Convert the material, starting with the line containing "For every button, label, input, icon, or" and going on through the line containing "stat-divider bbox=[1428, 54, 1430, 88]", into a JSON list of strings with one string per line and no blank lines. Leave the pictures out of the answer.

INFORMATION GIVEN:
==*==

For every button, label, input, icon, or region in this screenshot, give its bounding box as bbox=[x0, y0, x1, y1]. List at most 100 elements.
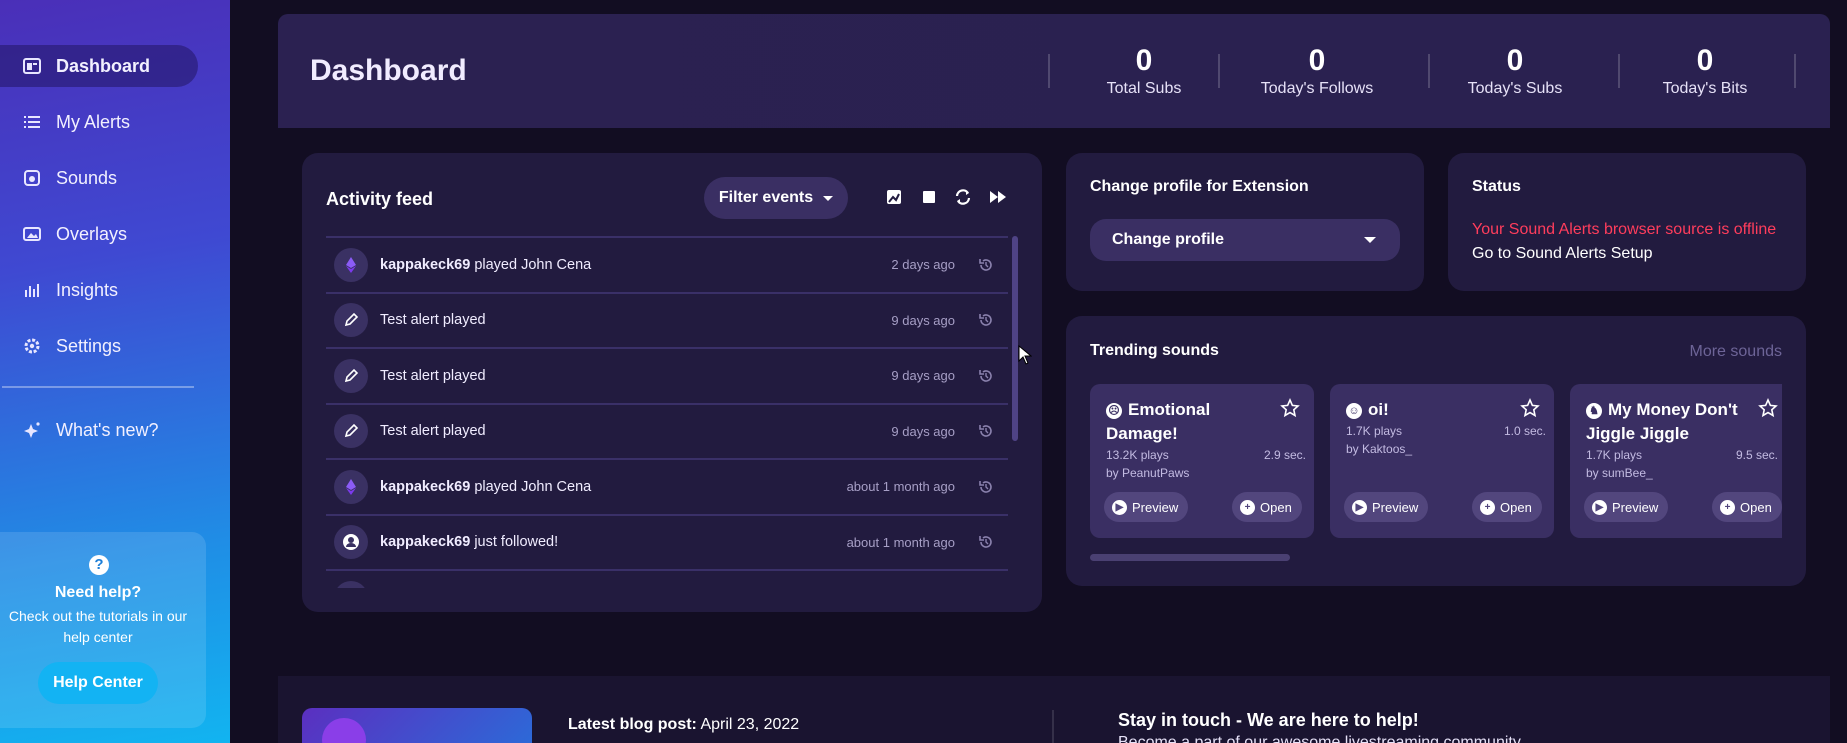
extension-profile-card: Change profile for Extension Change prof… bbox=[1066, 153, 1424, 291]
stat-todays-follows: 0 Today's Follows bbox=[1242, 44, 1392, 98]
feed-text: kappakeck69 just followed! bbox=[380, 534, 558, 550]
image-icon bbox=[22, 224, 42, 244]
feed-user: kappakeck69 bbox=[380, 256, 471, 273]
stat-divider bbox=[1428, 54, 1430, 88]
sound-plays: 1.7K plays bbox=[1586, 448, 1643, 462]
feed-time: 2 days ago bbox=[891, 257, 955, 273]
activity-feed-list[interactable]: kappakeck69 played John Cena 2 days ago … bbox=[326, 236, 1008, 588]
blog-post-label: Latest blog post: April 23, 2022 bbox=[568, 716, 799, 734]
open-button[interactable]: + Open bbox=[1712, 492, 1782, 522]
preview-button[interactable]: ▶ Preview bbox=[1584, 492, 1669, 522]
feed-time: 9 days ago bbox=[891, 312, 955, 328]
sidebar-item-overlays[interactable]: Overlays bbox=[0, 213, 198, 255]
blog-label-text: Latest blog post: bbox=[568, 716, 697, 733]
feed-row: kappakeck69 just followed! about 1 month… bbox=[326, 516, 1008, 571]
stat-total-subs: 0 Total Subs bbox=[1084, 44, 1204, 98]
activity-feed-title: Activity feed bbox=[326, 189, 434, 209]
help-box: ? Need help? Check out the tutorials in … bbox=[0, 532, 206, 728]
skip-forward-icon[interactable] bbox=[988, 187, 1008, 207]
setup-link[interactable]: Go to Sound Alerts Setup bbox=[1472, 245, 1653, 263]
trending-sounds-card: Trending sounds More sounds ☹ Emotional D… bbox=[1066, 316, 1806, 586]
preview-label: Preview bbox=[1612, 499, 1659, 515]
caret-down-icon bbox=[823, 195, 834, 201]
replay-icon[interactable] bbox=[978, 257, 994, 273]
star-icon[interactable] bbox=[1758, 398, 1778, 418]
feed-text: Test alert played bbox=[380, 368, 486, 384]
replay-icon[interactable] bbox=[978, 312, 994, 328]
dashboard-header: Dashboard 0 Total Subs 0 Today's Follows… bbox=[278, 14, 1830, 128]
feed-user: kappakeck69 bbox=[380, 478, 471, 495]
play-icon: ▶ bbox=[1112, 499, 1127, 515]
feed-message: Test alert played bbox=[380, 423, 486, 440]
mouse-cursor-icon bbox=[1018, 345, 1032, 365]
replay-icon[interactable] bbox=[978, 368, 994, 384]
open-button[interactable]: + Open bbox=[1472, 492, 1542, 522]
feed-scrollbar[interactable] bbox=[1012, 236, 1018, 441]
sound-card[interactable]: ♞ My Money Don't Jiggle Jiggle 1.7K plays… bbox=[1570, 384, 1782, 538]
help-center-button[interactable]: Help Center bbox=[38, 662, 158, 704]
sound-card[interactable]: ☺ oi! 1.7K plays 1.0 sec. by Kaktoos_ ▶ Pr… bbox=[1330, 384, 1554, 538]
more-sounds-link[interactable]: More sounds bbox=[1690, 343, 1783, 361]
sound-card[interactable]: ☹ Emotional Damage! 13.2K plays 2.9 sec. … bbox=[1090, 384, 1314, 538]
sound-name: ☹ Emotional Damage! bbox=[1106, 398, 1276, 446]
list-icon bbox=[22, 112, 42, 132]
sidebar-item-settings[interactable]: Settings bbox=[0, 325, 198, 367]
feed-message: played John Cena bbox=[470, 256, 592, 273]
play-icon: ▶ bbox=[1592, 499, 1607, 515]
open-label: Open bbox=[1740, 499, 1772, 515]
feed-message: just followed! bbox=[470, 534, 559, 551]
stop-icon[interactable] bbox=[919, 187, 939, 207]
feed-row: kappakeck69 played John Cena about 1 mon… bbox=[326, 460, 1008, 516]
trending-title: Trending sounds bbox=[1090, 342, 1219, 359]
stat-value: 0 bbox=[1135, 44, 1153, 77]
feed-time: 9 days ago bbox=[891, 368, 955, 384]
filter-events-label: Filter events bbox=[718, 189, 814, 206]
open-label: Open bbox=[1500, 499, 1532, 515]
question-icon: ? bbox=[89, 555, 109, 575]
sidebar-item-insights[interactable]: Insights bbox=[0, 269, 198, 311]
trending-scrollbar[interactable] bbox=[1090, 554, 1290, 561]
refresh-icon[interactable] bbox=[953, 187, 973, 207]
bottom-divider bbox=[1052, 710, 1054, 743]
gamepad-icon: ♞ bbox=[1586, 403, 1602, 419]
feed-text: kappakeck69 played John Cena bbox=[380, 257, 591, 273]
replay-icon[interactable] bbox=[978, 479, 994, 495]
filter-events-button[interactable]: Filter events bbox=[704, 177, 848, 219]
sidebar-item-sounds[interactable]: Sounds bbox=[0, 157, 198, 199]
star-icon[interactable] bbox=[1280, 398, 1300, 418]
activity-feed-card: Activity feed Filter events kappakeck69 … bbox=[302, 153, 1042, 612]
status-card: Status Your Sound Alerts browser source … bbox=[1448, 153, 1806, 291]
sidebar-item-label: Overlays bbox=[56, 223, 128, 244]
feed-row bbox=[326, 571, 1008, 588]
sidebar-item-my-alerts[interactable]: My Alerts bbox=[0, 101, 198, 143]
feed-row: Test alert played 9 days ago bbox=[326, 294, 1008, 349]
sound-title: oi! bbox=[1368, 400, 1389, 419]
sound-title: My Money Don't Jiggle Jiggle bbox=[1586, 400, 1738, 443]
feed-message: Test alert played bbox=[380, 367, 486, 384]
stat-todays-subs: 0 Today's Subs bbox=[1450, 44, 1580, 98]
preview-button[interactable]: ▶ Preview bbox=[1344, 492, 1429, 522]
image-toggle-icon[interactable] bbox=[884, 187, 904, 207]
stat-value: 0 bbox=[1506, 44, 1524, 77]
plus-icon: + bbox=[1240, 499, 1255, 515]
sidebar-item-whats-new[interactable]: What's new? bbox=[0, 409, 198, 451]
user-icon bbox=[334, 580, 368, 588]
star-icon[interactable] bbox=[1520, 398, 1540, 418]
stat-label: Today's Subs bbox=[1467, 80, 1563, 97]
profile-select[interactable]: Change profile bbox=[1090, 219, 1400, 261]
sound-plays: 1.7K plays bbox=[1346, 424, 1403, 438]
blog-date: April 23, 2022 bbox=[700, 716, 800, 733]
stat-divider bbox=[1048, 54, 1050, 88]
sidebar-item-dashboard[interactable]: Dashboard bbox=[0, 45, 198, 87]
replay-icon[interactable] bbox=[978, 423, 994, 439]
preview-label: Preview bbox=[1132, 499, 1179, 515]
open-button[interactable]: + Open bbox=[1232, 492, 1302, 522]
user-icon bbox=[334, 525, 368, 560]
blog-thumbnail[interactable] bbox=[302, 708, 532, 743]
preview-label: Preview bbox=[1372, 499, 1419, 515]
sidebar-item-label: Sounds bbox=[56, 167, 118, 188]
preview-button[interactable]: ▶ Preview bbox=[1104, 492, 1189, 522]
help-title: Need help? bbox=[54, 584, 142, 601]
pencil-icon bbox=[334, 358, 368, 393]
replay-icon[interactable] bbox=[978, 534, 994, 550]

==*==

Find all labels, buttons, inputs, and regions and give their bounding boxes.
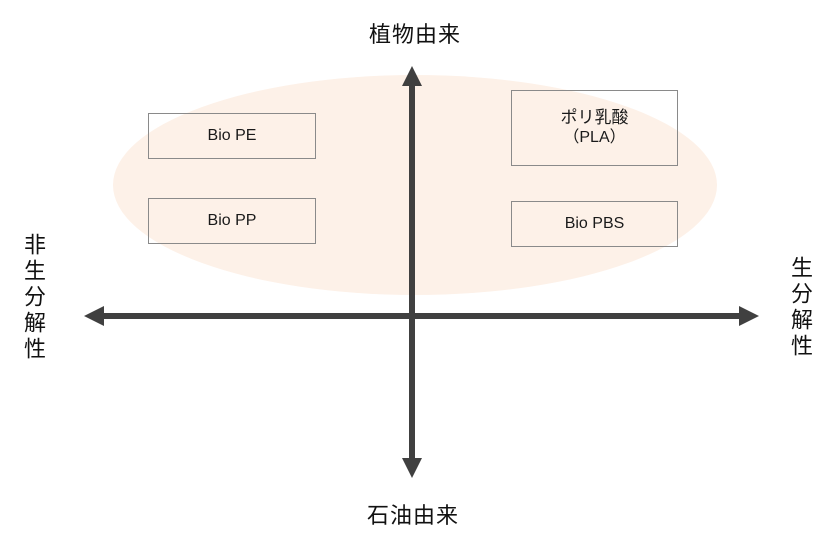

==*==

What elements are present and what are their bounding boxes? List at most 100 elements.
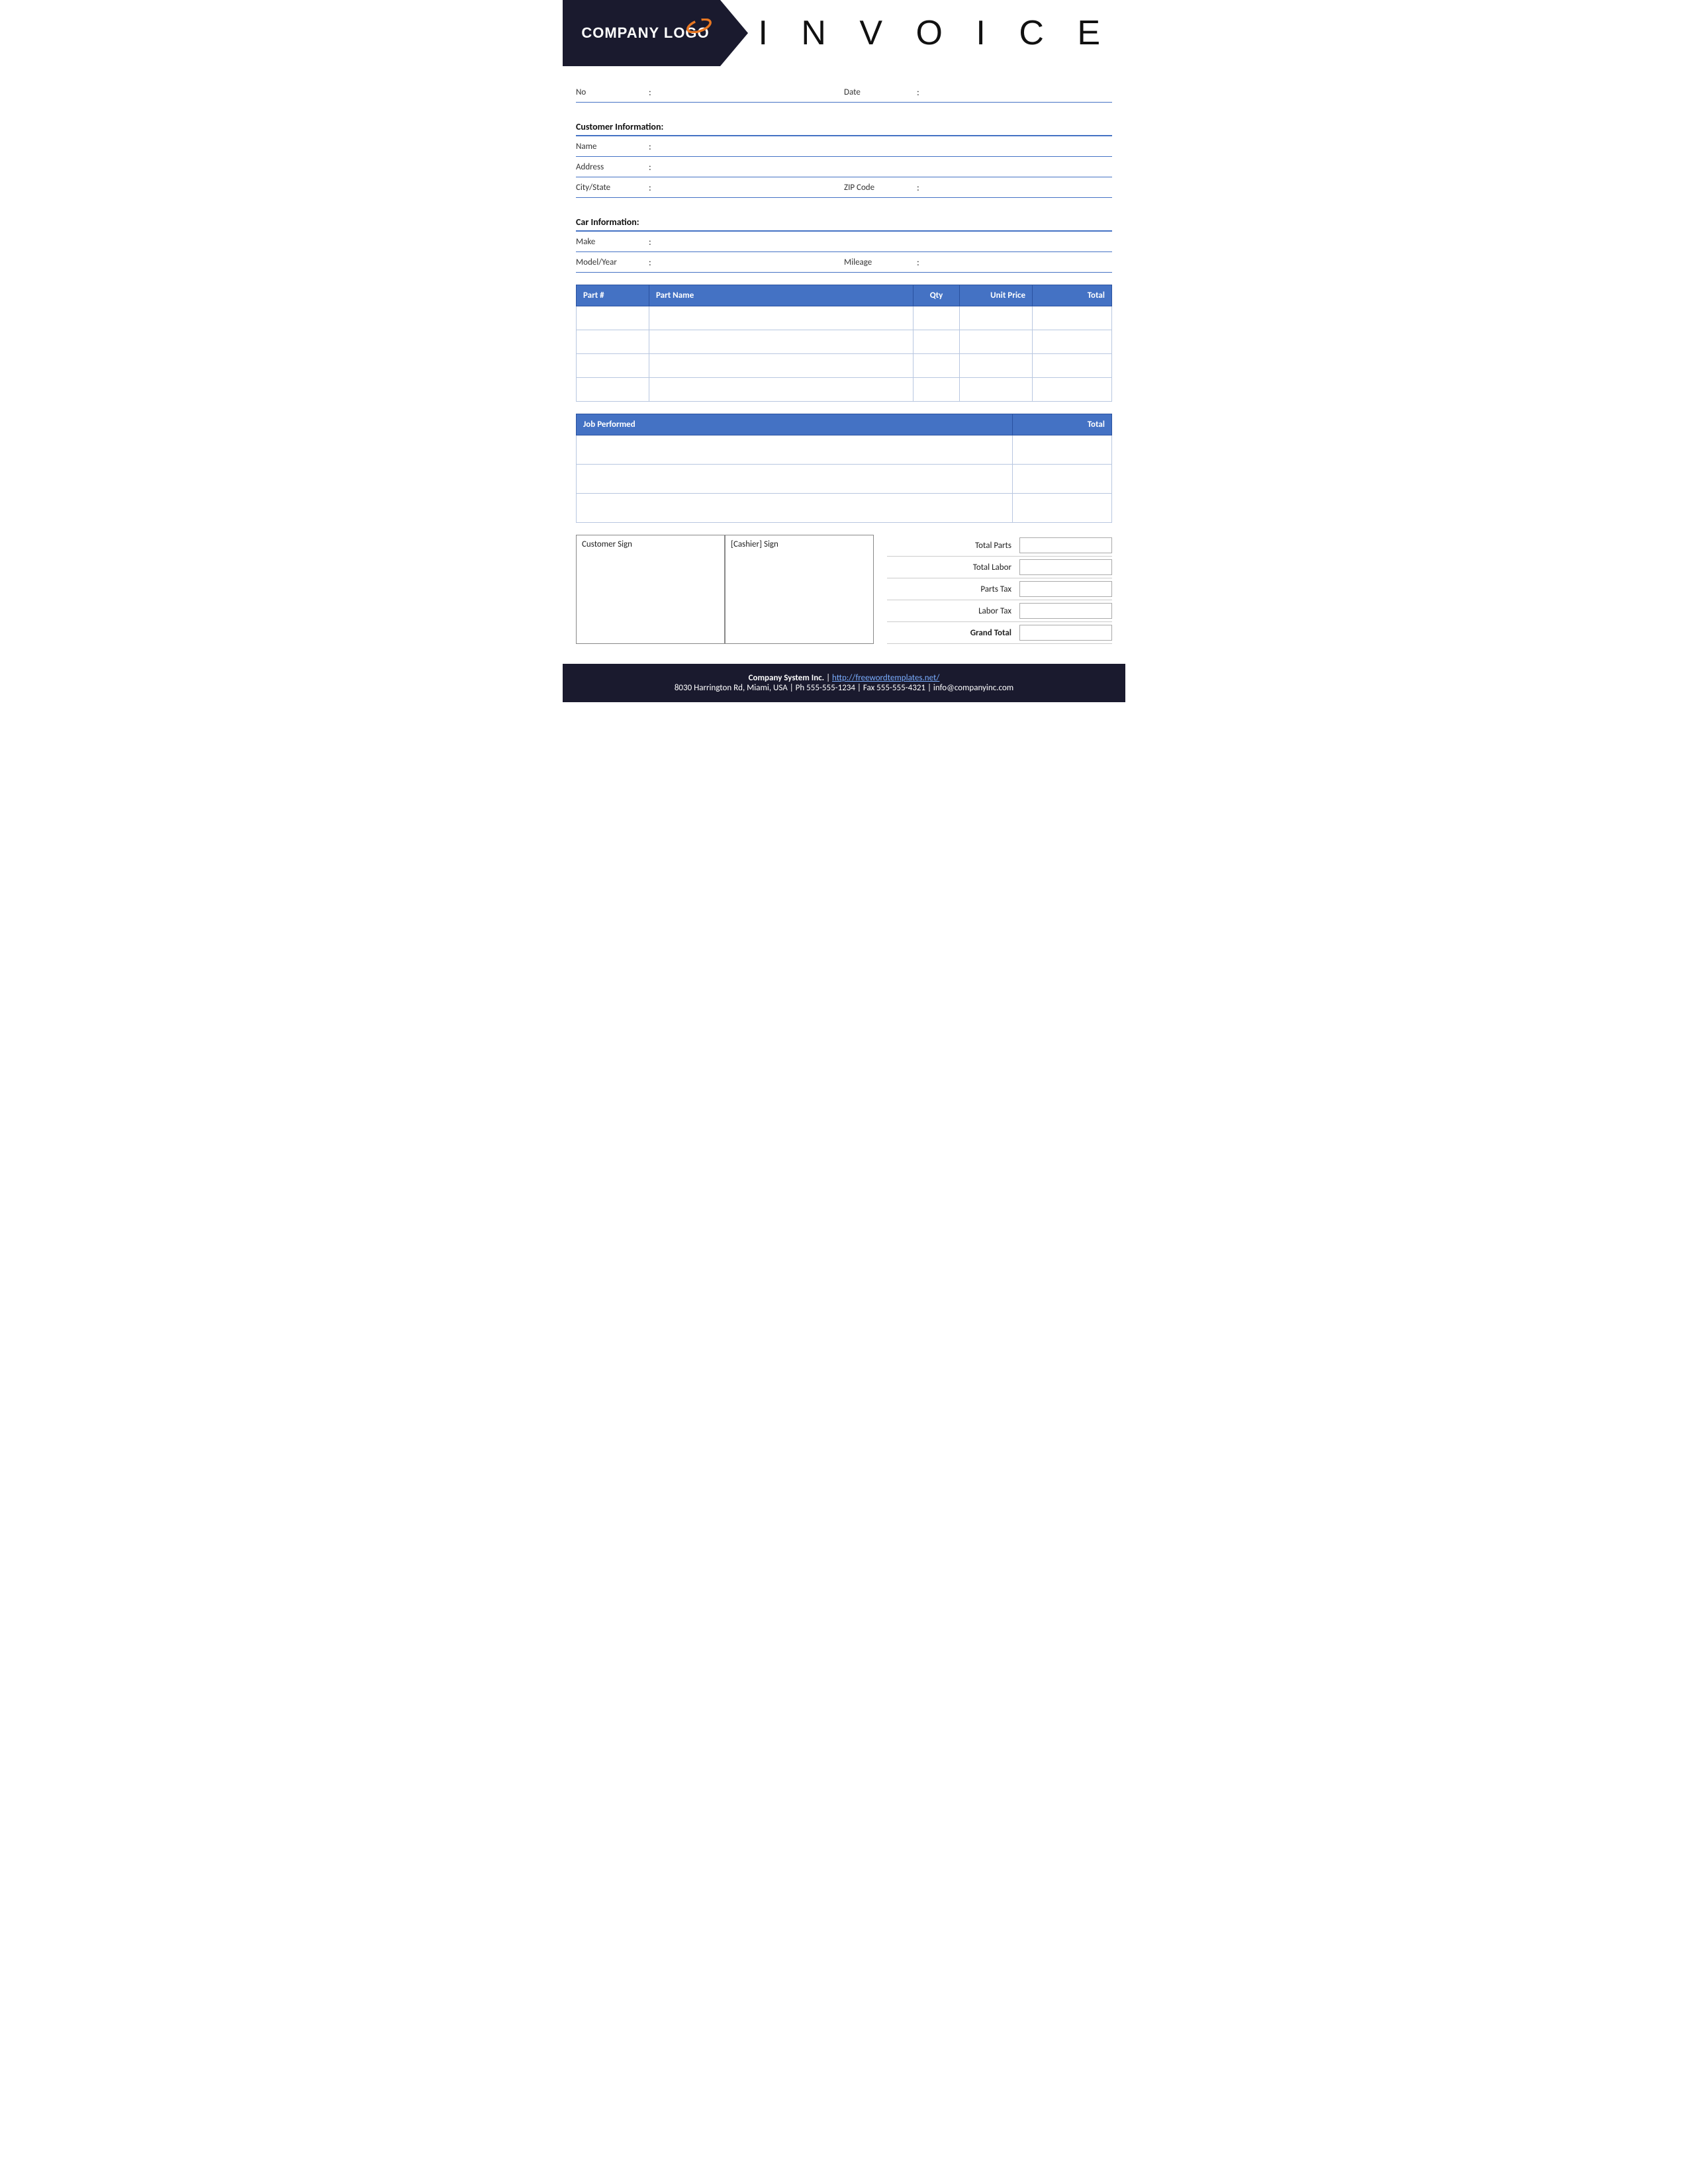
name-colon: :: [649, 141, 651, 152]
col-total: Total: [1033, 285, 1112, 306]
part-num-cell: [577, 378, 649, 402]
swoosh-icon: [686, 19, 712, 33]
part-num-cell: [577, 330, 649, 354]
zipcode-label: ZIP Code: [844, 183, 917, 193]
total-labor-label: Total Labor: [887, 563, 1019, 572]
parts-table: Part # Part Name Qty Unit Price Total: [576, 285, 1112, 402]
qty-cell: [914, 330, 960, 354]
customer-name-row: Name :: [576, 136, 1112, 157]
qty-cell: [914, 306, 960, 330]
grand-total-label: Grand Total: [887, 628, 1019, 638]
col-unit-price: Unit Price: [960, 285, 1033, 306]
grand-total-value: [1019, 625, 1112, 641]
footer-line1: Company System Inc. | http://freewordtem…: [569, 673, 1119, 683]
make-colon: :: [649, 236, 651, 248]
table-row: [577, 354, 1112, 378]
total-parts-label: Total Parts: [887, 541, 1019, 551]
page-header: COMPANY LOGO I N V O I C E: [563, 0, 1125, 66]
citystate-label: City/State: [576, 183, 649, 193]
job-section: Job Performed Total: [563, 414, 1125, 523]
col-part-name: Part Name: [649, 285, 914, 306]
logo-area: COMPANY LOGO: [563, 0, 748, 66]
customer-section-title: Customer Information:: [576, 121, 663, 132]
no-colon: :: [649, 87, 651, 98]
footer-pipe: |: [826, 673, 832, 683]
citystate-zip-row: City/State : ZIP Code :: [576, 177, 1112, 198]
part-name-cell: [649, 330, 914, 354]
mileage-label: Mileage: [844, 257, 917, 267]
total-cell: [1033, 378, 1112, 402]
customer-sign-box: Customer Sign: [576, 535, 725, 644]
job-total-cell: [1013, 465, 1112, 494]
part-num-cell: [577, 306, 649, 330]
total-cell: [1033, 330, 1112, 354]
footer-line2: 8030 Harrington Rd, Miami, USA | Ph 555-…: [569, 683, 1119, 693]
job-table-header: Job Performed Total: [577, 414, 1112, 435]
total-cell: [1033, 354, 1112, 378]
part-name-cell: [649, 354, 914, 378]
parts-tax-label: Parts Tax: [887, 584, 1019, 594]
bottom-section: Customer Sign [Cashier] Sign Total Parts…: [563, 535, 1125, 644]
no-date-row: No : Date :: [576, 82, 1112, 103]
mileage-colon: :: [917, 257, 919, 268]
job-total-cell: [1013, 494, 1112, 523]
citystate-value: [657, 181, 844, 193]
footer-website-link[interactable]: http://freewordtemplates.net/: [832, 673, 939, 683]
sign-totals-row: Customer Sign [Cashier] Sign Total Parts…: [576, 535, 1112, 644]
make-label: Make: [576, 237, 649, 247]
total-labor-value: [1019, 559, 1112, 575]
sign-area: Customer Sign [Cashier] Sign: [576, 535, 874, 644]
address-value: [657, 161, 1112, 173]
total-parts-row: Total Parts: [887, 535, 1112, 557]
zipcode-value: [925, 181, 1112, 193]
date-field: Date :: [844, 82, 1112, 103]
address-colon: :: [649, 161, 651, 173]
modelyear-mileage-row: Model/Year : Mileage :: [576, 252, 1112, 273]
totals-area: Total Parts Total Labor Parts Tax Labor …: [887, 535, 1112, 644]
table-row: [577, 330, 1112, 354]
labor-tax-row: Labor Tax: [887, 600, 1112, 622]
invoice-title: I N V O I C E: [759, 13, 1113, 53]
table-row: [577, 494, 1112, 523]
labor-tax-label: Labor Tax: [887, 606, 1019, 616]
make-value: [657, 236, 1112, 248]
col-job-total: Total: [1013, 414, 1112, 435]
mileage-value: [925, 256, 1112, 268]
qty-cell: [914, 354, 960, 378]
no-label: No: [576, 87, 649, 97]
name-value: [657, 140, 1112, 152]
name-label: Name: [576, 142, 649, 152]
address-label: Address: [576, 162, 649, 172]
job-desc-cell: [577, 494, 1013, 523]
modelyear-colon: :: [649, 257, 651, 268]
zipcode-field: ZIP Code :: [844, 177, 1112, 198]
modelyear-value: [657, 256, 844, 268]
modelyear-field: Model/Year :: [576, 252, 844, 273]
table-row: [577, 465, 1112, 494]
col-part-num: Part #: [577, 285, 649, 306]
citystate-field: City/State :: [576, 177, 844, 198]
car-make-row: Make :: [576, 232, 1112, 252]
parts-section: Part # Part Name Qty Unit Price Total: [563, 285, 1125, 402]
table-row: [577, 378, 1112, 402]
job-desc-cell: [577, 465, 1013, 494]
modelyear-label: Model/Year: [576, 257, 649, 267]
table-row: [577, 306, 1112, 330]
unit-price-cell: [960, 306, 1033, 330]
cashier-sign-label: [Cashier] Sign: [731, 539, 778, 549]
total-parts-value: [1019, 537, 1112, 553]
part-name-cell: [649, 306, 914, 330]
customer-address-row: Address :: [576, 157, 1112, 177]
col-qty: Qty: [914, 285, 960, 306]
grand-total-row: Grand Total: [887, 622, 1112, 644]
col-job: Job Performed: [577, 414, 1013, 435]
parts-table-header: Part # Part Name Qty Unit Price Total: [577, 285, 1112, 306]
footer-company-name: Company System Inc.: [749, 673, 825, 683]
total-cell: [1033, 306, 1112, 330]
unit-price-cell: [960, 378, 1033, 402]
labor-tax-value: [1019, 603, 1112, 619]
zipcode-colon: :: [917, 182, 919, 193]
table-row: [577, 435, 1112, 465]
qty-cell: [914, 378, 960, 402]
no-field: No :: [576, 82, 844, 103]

==*==

EXERCISE OUTPUT:
[
  "For every button, label, input, icon, or region in this screenshot, give its bounding box as bbox=[x0, y0, x1, y1]. List at most 100 elements.",
  "extension-profile-card: Change profile for Extension Change prof… bbox=[1066, 153, 1424, 291]",
  "stat-todays-follows: 0 Today's Follows bbox=[1242, 44, 1392, 98]",
  "feed-text: kappakeck69 just followed! bbox=[380, 534, 558, 550]",
  "image-icon bbox=[22, 224, 42, 244]",
  "feed-user: kappakeck69 bbox=[380, 256, 471, 273]",
  "stat-divider bbox=[1428, 54, 1430, 88]"
]